STATED GOAL – Can you transcribe every record below exactly as it appears?

Dataset listings of figures –
★ ★ ★ ★ ★

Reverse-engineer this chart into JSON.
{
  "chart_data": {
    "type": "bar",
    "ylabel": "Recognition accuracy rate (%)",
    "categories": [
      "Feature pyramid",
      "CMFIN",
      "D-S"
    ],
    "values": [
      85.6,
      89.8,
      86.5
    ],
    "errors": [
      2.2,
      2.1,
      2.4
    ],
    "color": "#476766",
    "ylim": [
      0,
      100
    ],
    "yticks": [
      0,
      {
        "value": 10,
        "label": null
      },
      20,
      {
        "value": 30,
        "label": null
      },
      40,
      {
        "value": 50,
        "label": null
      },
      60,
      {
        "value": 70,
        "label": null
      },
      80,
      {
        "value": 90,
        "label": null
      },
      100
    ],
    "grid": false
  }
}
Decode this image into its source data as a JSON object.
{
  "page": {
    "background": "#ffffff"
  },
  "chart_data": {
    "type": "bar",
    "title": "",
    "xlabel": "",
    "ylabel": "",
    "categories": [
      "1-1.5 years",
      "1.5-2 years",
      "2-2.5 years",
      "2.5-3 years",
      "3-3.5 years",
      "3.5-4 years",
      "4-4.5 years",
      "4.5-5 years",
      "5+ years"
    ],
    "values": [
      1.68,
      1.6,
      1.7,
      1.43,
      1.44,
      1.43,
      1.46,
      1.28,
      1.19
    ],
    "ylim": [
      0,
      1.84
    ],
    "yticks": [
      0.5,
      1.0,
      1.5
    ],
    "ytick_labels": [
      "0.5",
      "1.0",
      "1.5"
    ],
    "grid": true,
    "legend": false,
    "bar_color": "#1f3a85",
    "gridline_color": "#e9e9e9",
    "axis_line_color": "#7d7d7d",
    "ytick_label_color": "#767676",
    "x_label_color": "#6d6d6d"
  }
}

★ ★ ★ ★ ★

WORKED ANSWER –
Reverse-engineer this chart into JSON.
{
  "chart_data": {
    "type": "bar",
    "ylabel": "Recognition accuracy rate (%)",
    "categories": [
      "Feature pyramid",
      "CMFIN",
      "D-S"
    ],
    "values": [
      85.6,
      89.8,
      86.5
    ],
    "errors": [
      2.2,
      2.1,
      2.4
    ],
    "color": "#476766",
    "ylim": [
      0,
      100
    ],
    "yticks": [
      0,
      {
        "value": 10,
        "label": null
      },
      20,
      {
        "value": 30,
        "label": null
      },
      40,
      {
        "value": 50,
        "label": null
      },
      60,
      {
        "value": 70,
        "label": null
      },
      80,
      {
        "value": 90,
        "label": null
      },
      100
    ],
    "grid": false
  }
}
Decode this image into its source data as a JSON object.
{
  "page": {
    "background": "#ffffff"
  },
  "chart_data": {
    "type": "bar",
    "title": "",
    "xlabel": "",
    "ylabel": "",
    "categories": [
      "1-1.5 years",
      "1.5-2 years",
      "2-2.5 years",
      "2.5-3 years",
      "3-3.5 years",
      "3.5-4 years",
      "4-4.5 years",
      "4.5-5 years",
      "5+ years"
    ],
    "values": [
      1.68,
      1.6,
      1.7,
      1.43,
      1.44,
      1.43,
      1.46,
      1.28,
      1.19
    ],
    "ylim": [
      0,
      1.84
    ],
    "yticks": [
      0.5,
      1.0,
      1.5
    ],
    "ytick_labels": [
      "0.5",
      "1.0",
      "1.5"
    ],
    "grid": true,
    "legend": false,
    "bar_color": "#1f3a85",
    "gridline_color": "#e9e9e9",
    "axis_line_color": "#7d7d7d",
    "ytick_label_color": "#767676",
    "x_label_color": "#6d6d6d"
  }
}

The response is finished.